Work instructions: Select every line containing the word "JSON" from the material, and copy those lines.
================================
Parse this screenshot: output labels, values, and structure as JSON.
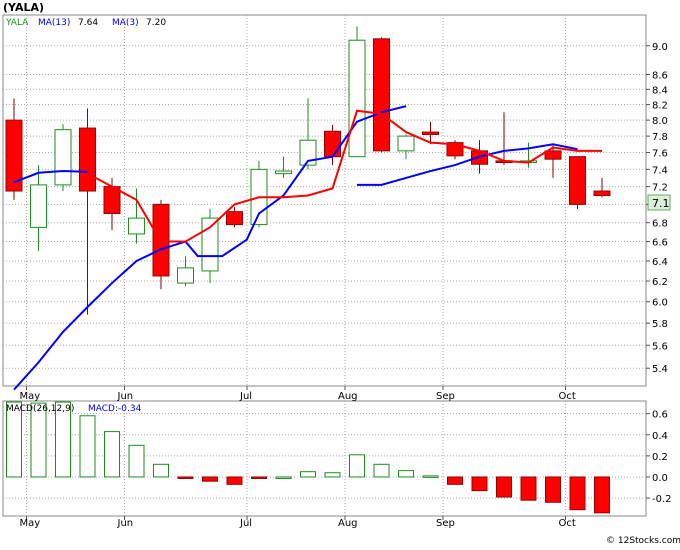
{
  "title": "(YALA)",
  "legend": {
    "ticker": "YALA",
    "ma13_label": "MA(13)",
    "ma13_value": "7.64",
    "ma3_label": "MA(3)",
    "ma3_value": "7.20",
    "macd_label": "MACD(26,12,9)",
    "macd_value_label": "MACD:-0.34"
  },
  "current_price_tag": "7.1",
  "watermark": "© 12Stocks.com",
  "colors": {
    "up": "#228b22",
    "down": "#ff0000",
    "ma13": "#0000ff",
    "ma3": "#ff0000",
    "grid": "#aaaaaa",
    "price_tag_bg": "#ddeedd"
  },
  "chart_data": [
    {
      "type": "candlestick",
      "panel": "price",
      "x_labels": [
        "May",
        "Jun",
        "Jul",
        "Aug",
        "Sep",
        "Oct"
      ],
      "y_ticks": [
        "5.4",
        "5.6",
        "5.8",
        "6.0",
        "6.2",
        "6.4",
        "6.6",
        "6.8",
        "7.0",
        "7.2",
        "7.4",
        "7.6",
        "7.8",
        "8.0",
        "8.2",
        "8.4",
        "8.6",
        "9.0"
      ],
      "y_scale": "log",
      "ylim": [
        5.25,
        9.45
      ],
      "grid": true,
      "candles": [
        {
          "o": 8.0,
          "h": 8.28,
          "l": 7.05,
          "c": 7.15
        },
        {
          "o": 6.75,
          "h": 7.45,
          "l": 6.5,
          "c": 7.22
        },
        {
          "o": 7.22,
          "h": 7.95,
          "l": 7.15,
          "c": 7.88
        },
        {
          "o": 7.9,
          "h": 8.15,
          "l": 5.88,
          "c": 7.15
        },
        {
          "o": 7.2,
          "h": 7.3,
          "l": 6.72,
          "c": 6.9
        },
        {
          "o": 6.68,
          "h": 7.18,
          "l": 6.58,
          "c": 6.85
        },
        {
          "o": 7.0,
          "h": 7.05,
          "l": 6.12,
          "c": 6.25
        },
        {
          "o": 6.18,
          "h": 6.45,
          "l": 6.15,
          "c": 6.33
        },
        {
          "o": 6.3,
          "h": 6.95,
          "l": 6.18,
          "c": 6.85
        },
        {
          "o": 6.92,
          "h": 6.97,
          "l": 6.75,
          "c": 6.78
        },
        {
          "o": 6.78,
          "h": 7.5,
          "l": 6.75,
          "c": 7.4
        },
        {
          "o": 7.35,
          "h": 7.55,
          "l": 7.3,
          "c": 7.38
        },
        {
          "o": 7.45,
          "h": 8.28,
          "l": 7.4,
          "c": 7.75
        },
        {
          "o": 7.86,
          "h": 7.94,
          "l": 7.45,
          "c": 7.55
        },
        {
          "o": 7.55,
          "h": 9.28,
          "l": 7.55,
          "c": 9.08
        },
        {
          "o": 9.1,
          "h": 9.12,
          "l": 7.6,
          "c": 7.62
        },
        {
          "o": 7.62,
          "h": 7.82,
          "l": 7.52,
          "c": 7.8
        },
        {
          "o": 7.85,
          "h": 7.98,
          "l": 7.7,
          "c": 7.82
        },
        {
          "o": 7.72,
          "h": 7.75,
          "l": 7.52,
          "c": 7.56
        },
        {
          "o": 7.62,
          "h": 7.75,
          "l": 7.35,
          "c": 7.46
        },
        {
          "o": 7.5,
          "h": 8.1,
          "l": 7.45,
          "c": 7.48
        },
        {
          "o": 7.48,
          "h": 7.72,
          "l": 7.42,
          "c": 7.5
        },
        {
          "o": 7.62,
          "h": 7.7,
          "l": 7.3,
          "c": 7.52
        },
        {
          "o": 7.55,
          "h": 7.55,
          "l": 6.95,
          "c": 7.0
        },
        {
          "o": 7.15,
          "h": 7.3,
          "l": 7.08,
          "c": 7.1
        }
      ],
      "ma13": [
        5.22,
        5.45,
        5.72,
        5.95,
        6.18,
        6.4,
        6.52,
        6.6,
        6.65,
        6.9,
        7.05,
        7.2,
        7.5,
        7.55,
        7.98,
        8.1,
        8.18,
        null,
        null,
        null,
        null,
        null,
        null,
        null,
        null
      ],
      "ma13_points": [
        [
          0,
          5.22
        ],
        [
          1,
          5.45
        ],
        [
          2,
          5.72
        ],
        [
          3,
          5.95
        ],
        [
          4,
          6.18
        ],
        [
          5,
          6.4
        ],
        [
          6,
          6.52
        ],
        [
          7,
          6.6
        ],
        [
          7.5,
          6.45
        ],
        [
          8.5,
          6.45
        ],
        [
          9.5,
          6.62
        ],
        [
          10,
          6.9
        ],
        [
          11,
          7.1
        ],
        [
          12,
          7.5
        ],
        [
          13,
          7.55
        ],
        [
          14,
          7.98
        ],
        [
          15,
          8.1
        ],
        [
          16,
          8.18
        ]
      ],
      "ma13_points_late": [
        [
          14,
          7.22
        ],
        [
          15,
          7.22
        ],
        [
          16,
          7.3
        ],
        [
          17,
          7.38
        ],
        [
          18,
          7.45
        ],
        [
          19,
          7.55
        ],
        [
          20,
          7.62
        ],
        [
          21,
          7.65
        ],
        [
          22,
          7.7
        ],
        [
          23,
          7.64
        ]
      ],
      "ma3_points": [
        [
          3,
          7.35
        ],
        [
          4,
          7.2
        ],
        [
          5,
          7.05
        ],
        [
          6,
          6.6
        ],
        [
          7,
          6.6
        ],
        [
          8,
          6.75
        ],
        [
          9,
          7.0
        ],
        [
          10,
          7.08
        ],
        [
          11,
          7.08
        ],
        [
          12,
          7.1
        ],
        [
          13,
          7.18
        ],
        [
          14,
          8.12
        ],
        [
          15,
          8.08
        ],
        [
          16,
          7.85
        ],
        [
          17,
          7.72
        ],
        [
          18,
          7.7
        ],
        [
          19,
          7.62
        ],
        [
          20,
          7.5
        ],
        [
          21,
          7.48
        ],
        [
          22,
          7.66
        ],
        [
          23,
          7.62
        ],
        [
          24,
          7.62
        ]
      ],
      "ma13_early_points": [
        [
          0,
          7.25
        ],
        [
          1,
          7.36
        ],
        [
          2,
          7.38
        ],
        [
          3,
          7.37
        ]
      ]
    },
    {
      "type": "bar",
      "panel": "macd",
      "x_labels": [
        "May",
        "Jun",
        "Jul",
        "Aug",
        "Sep",
        "Oct"
      ],
      "y_ticks": [
        "0.6",
        "0.4",
        "0.2",
        "0.0",
        "-0.2"
      ],
      "ylim": [
        -0.37,
        0.72
      ],
      "grid": true,
      "values": [
        0.71,
        0.7,
        0.71,
        0.58,
        0.43,
        0.3,
        0.12,
        -0.01,
        -0.04,
        -0.07,
        -0.01,
        0.0,
        0.05,
        0.04,
        0.21,
        0.12,
        0.06,
        0.01,
        -0.07,
        -0.13,
        -0.19,
        -0.22,
        -0.24,
        -0.31,
        -0.34
      ]
    }
  ]
}
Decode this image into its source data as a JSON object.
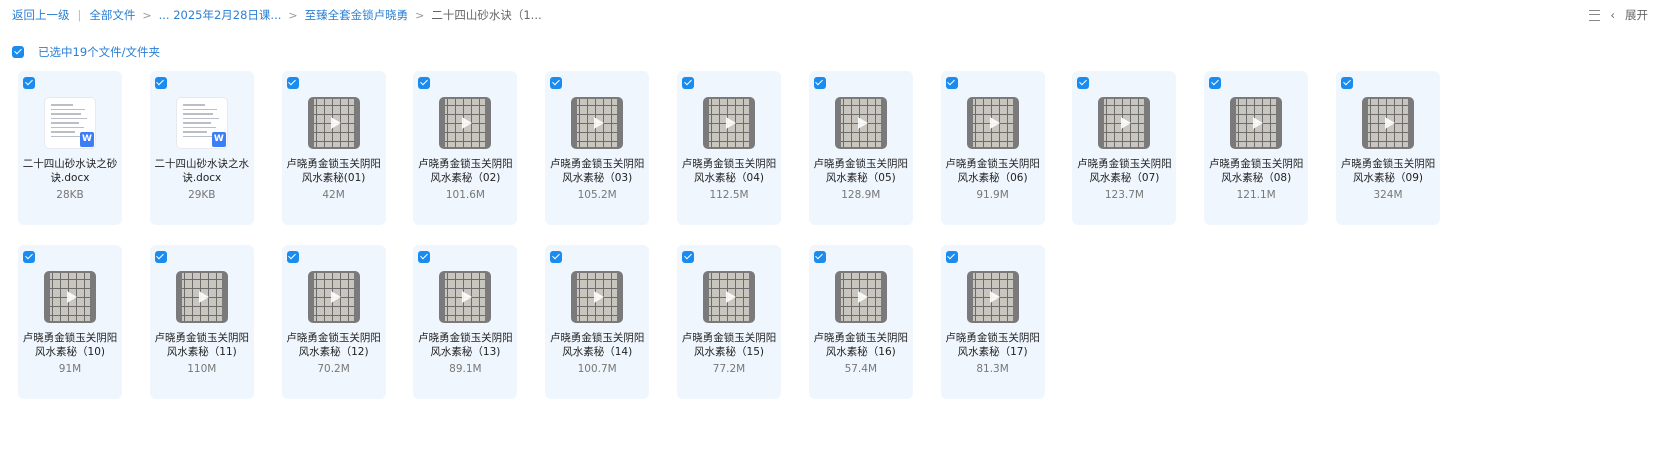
================================
Output:
Parse this screenshot: output labels, values, and structure as JSON.
Decode this image into its source data as a JSON object.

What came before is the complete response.